読解文.
###

私の場合、原卓也・訳(新潮文庫)がそうでした。
原先生の訳文も決して悪くないのですが、註釈が乏しい上、「Kindle版」という媒体の問題もあり、大審問官の喩え話で訳が分からなくなりました。
(Kindle番は軽い読み物には便利ですが、構成の入り組んだ長編小説には向かないと思います。特に難解な海外文学)
そんな時、助けになったのが、ロシア文学者・江川卓氏の著書『謎とき『カラマーゾフの兄弟』 (新潮選書)』です。
そこに掲載されている江川氏自身の訳文に目を見張り、「これならいける!」と、購入を決めた次第です。
↓ カラマーゾフ読みにとって、なくてはならないテキスト
ところが、『カラマーゾフの兄弟 江川卓訳』で検索しても、どこにも見当たりません。
かろうじて、amazonストアの『世界文学全集〈45〉ドストエフスキー カラマーゾフの兄弟1(1979年) 』にヒットしましたが、まさかの絶版に茫然自失とした人は私だけではないはずです。
しかもマーケットプレイスの相場は、3000円から1万円台 (2018年)
2021年9月には、29,942円まで高騰。
現在も価格上昇を続け、ファンには手の届かない幻のコレクターズ・アイテムと化しています。
スクショは2018年、私が検索した時点の記録です。(2020年7月、マーケットプレイスからも消えました)
2018年の時点で、既に「3749円」の高値が付いており、どうしたものか、一瞬、迷ったのですが、有限会社シーズ スマイル書房 『世界文学全集〈19〉カラマーゾフの兄弟(全)』 の記事を見て、購入を決めました。
担当の佐藤さんが「謎解き」から引用されていた訳文が素晴らしかったからです。
ネットで江川卓訳の情報を出しているサイトも希有なので、本当に有り難かったです。
この場を借りて、改めて御礼致します。どうもありがとうございました
江川訳(集英社)の魅力
江川訳(集英社)の最大の魅力は、モダンで、読みやすい訳文に加えて、『注解』が非常に充実している点です。

###

課題データ.
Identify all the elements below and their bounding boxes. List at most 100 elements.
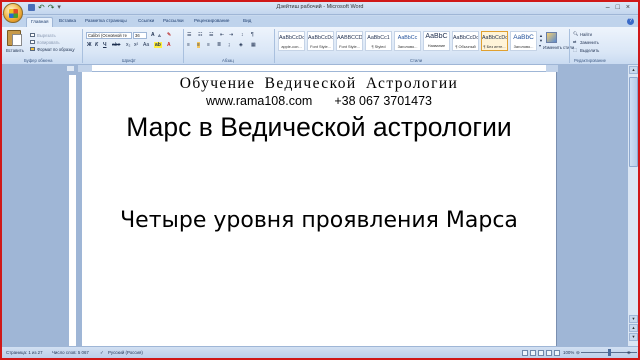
paste-button[interactable]: Вставить: [6, 48, 24, 53]
scroll-up-arrow-icon[interactable]: ▲: [629, 66, 638, 74]
borders-icon[interactable]: ▦: [251, 42, 256, 48]
decrease-indent-icon[interactable]: ⇤: [220, 32, 224, 38]
full-screen-reading-icon[interactable]: [530, 350, 536, 356]
subscript-icon[interactable]: x₂: [126, 42, 130, 48]
style-heading-1[interactable]: AaBbCc Заголово...: [394, 31, 421, 51]
font-size-select[interactable]: 36: [133, 32, 147, 39]
align-right-icon[interactable]: ≡: [207, 42, 210, 48]
previous-page-icon[interactable]: ▲: [629, 324, 638, 332]
spellcheck-icon[interactable]: ✓: [100, 350, 104, 356]
help-icon[interactable]: ?: [627, 18, 634, 25]
document-page[interactable]: Обучение Ведической Астрологии www.rama1…: [82, 72, 556, 346]
shading-icon[interactable]: ◈: [239, 42, 243, 48]
style-font-style-1[interactable]: AaBbCcDc Font Style...: [307, 31, 334, 51]
style-no-spacing[interactable]: AaBbCcDc ¶ Без инте...: [481, 31, 508, 51]
sort-icon[interactable]: ↕: [241, 32, 244, 38]
style-heading-2[interactable]: AaBbC Заголово...: [510, 31, 537, 51]
tab-mailings[interactable]: Рассылки: [163, 18, 184, 23]
zoom-in-icon[interactable]: ⊕: [627, 350, 631, 356]
select-icon[interactable]: ⬚: [573, 47, 577, 52]
style-sample: AaBbC: [513, 34, 534, 41]
align-left-icon[interactable]: ≡: [187, 42, 190, 48]
justify-icon[interactable]: ≣: [217, 42, 221, 48]
style-name: Заголово...: [513, 44, 534, 49]
highlight-icon[interactable]: ab: [154, 42, 162, 48]
style-apple-converted[interactable]: AaBbCcDc apple-con...: [278, 31, 305, 51]
superscript-icon[interactable]: x²: [134, 42, 138, 48]
shrink-font-icon[interactable]: A: [158, 33, 161, 38]
ribbon-tabs: Главная Вставка Разметка страницы Ссылки…: [2, 16, 638, 27]
style-normal[interactable]: AaBbCcDc ¶ Обычный: [452, 31, 479, 51]
copy-button[interactable]: Копировать: [37, 40, 60, 45]
horizontal-ruler[interactable]: [78, 65, 558, 72]
italic-icon[interactable]: К: [95, 42, 98, 48]
window-title: Дзейтиш рабочий - Microsoft Word: [276, 4, 364, 10]
outline-icon[interactable]: [546, 350, 552, 356]
cut-icon[interactable]: [30, 33, 35, 37]
tab-selector[interactable]: [66, 65, 75, 72]
scroll-down-arrow-icon[interactable]: ▼: [629, 315, 638, 323]
increase-indent-icon[interactable]: ⇥: [229, 32, 233, 38]
replace-icon[interactable]: ⇄: [573, 39, 577, 44]
vertical-ruler[interactable]: [69, 75, 76, 346]
format-painter-icon[interactable]: [30, 47, 35, 51]
underline-icon[interactable]: Ч: [103, 42, 107, 48]
align-center-icon[interactable]: ≡: [197, 42, 200, 48]
bold-icon[interactable]: Ж: [87, 42, 92, 48]
find-button[interactable]: Найти: [580, 32, 592, 37]
cut-button[interactable]: Вырезать: [37, 33, 56, 38]
multilevel-list-icon[interactable]: ☱: [209, 32, 213, 38]
close-button[interactable]: ×: [626, 4, 630, 12]
group-divider: [274, 29, 275, 63]
zoom-out-icon[interactable]: ⊖: [576, 350, 580, 356]
change-case-icon[interactable]: Aa: [143, 42, 149, 48]
tab-view[interactable]: Вид: [243, 18, 251, 23]
style-name: ¶ Без инте...: [483, 44, 506, 49]
copy-icon[interactable]: [30, 40, 35, 44]
grow-font-icon[interactable]: A: [151, 32, 155, 38]
next-page-icon[interactable]: ▼: [629, 333, 638, 341]
style-styled[interactable]: AaBbCc1 ¶ Styled: [365, 31, 392, 51]
numbering-icon[interactable]: ☷: [198, 32, 202, 38]
web-layout-icon[interactable]: [538, 350, 544, 356]
print-layout-icon[interactable]: [522, 350, 528, 356]
find-icon[interactable]: 🔍︎: [573, 31, 578, 37]
header-contact: www.rama108.com +38 067 3701473: [82, 94, 556, 108]
tab-review[interactable]: Рецензирование: [194, 18, 229, 23]
line-spacing-icon[interactable]: ↨: [228, 42, 231, 48]
style-name: Заголово...: [397, 44, 418, 49]
font-color-icon[interactable]: A: [167, 42, 171, 48]
format-painter-button[interactable]: Формат по образцу: [37, 47, 75, 52]
styles-group-label: Стили: [410, 58, 423, 63]
bullets-icon[interactable]: ☰: [187, 32, 191, 38]
vertical-scrollbar[interactable]: ▲ ▼ ▲ ▼: [627, 65, 638, 346]
language-indicator[interactable]: Русский (Россия): [108, 350, 143, 355]
maximize-button[interactable]: □: [616, 4, 620, 12]
change-styles-icon[interactable]: [546, 32, 557, 43]
tab-insert[interactable]: Вставка: [59, 18, 76, 23]
group-divider: [82, 29, 83, 63]
window-controls: – □ ×: [606, 4, 630, 12]
style-font-style-2[interactable]: AABBCCDI Font Style...: [336, 31, 363, 51]
draft-icon[interactable]: [554, 350, 560, 356]
tab-page-layout[interactable]: Разметка страницы: [85, 18, 127, 23]
paste-icon[interactable]: [7, 30, 22, 46]
zoom-level[interactable]: 100%: [563, 350, 574, 355]
style-title[interactable]: AaBbC Название: [423, 31, 450, 51]
replace-button[interactable]: Заменить: [580, 40, 599, 45]
office-button[interactable]: [3, 3, 23, 23]
page-count[interactable]: Страница: 1 из 27: [6, 350, 43, 355]
minimize-button[interactable]: –: [606, 4, 610, 12]
scrollbar-thumb[interactable]: [629, 77, 638, 167]
clear-format-icon[interactable]: ✎: [167, 32, 171, 38]
tab-home[interactable]: Главная: [26, 17, 54, 27]
show-marks-icon[interactable]: ¶: [251, 32, 254, 38]
word-count[interactable]: Число слов: 5 067: [52, 350, 89, 355]
strikethrough-icon[interactable]: abe: [112, 42, 120, 48]
style-sample: AaBbCc: [397, 35, 418, 41]
ruler-left-margin: [78, 65, 92, 72]
zoom-slider-knob[interactable]: [608, 349, 611, 356]
tab-references[interactable]: Ссылки: [138, 18, 154, 23]
select-button[interactable]: Выделить: [580, 48, 599, 53]
font-name-select[interactable]: Calibri (Основной те: [86, 32, 132, 39]
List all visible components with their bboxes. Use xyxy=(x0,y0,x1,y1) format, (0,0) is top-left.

###

依頼 1. 読解文のうち、「スクショは2018年、私が検」から「担当の佐藤さんが「謎解き」から引用されていた訳文が素晴らしかったからです。」までを一字一句変えずに引用せよ。
依頼 2. 記録の中で、「paste-button[interactable]: Вставить: [6, 48, 24, 53]」を含む行から「justify-icon[interactable]: ≣: [217, 42, 221, 48]」を含む行までを、両端の行も含めてそのまま書き出せ。

回答文 1.
スクショは2018年、私が検索した時点の記録です。(2020年7月、マーケットプレイスからも消えました)
2018年の時点で、既に「3749円」の高値が付いており、どうしたものか、一瞬、迷ったのですが、有限会社シーズ スマイル書房 『世界文学全集〈19〉カラマーゾフの兄弟(全)』 の記事を見て、購入を決めました。
担当の佐藤さんが「謎解き」から引用されていた訳文が素晴らしかったからです。

回答文 2.
paste-button[interactable]: Вставить: [6, 48, 24, 53]
scroll-up-arrow-icon[interactable]: ▲: [629, 66, 638, 74]
borders-icon[interactable]: ▦: [251, 42, 256, 48]
decrease-indent-icon[interactable]: ⇤: [220, 32, 224, 38]
full-screen-reading-icon[interactable]: [530, 350, 536, 356]
subscript-icon[interactable]: x₂: [126, 42, 130, 48]
style-heading-1[interactable]: AaBbCc Заголово...: [394, 31, 421, 51]
font-size-select[interactable]: 36: [133, 32, 147, 39]
align-right-icon[interactable]: ≡: [207, 42, 210, 48]
previous-page-icon[interactable]: ▲: [629, 324, 638, 332]
spellcheck-icon[interactable]: ✓: [100, 350, 104, 356]
help-icon[interactable]: ?: [627, 18, 634, 25]
document-page[interactable]: Обучение Ведической Астрологии www.rama1…: [82, 72, 556, 346]
shading-icon[interactable]: ◈: [239, 42, 243, 48]
style-font-style-1[interactable]: AaBbCcDc Font Style...: [307, 31, 334, 51]
style-no-spacing[interactable]: AaBbCcDc ¶ Без инте...: [481, 31, 508, 51]
sort-icon[interactable]: ↕: [241, 32, 244, 38]
style-heading-2[interactable]: AaBbC Заголово...: [510, 31, 537, 51]
tab-mailings[interactable]: Рассылки: [163, 18, 184, 23]
zoom-in-icon[interactable]: ⊕: [627, 350, 631, 356]
select-icon[interactable]: ⬚: [573, 47, 577, 52]
style-sample: AaBbC: [513, 34, 534, 41]
align-left-icon[interactable]: ≡: [187, 42, 190, 48]
justify-icon[interactable]: ≣: [217, 42, 221, 48]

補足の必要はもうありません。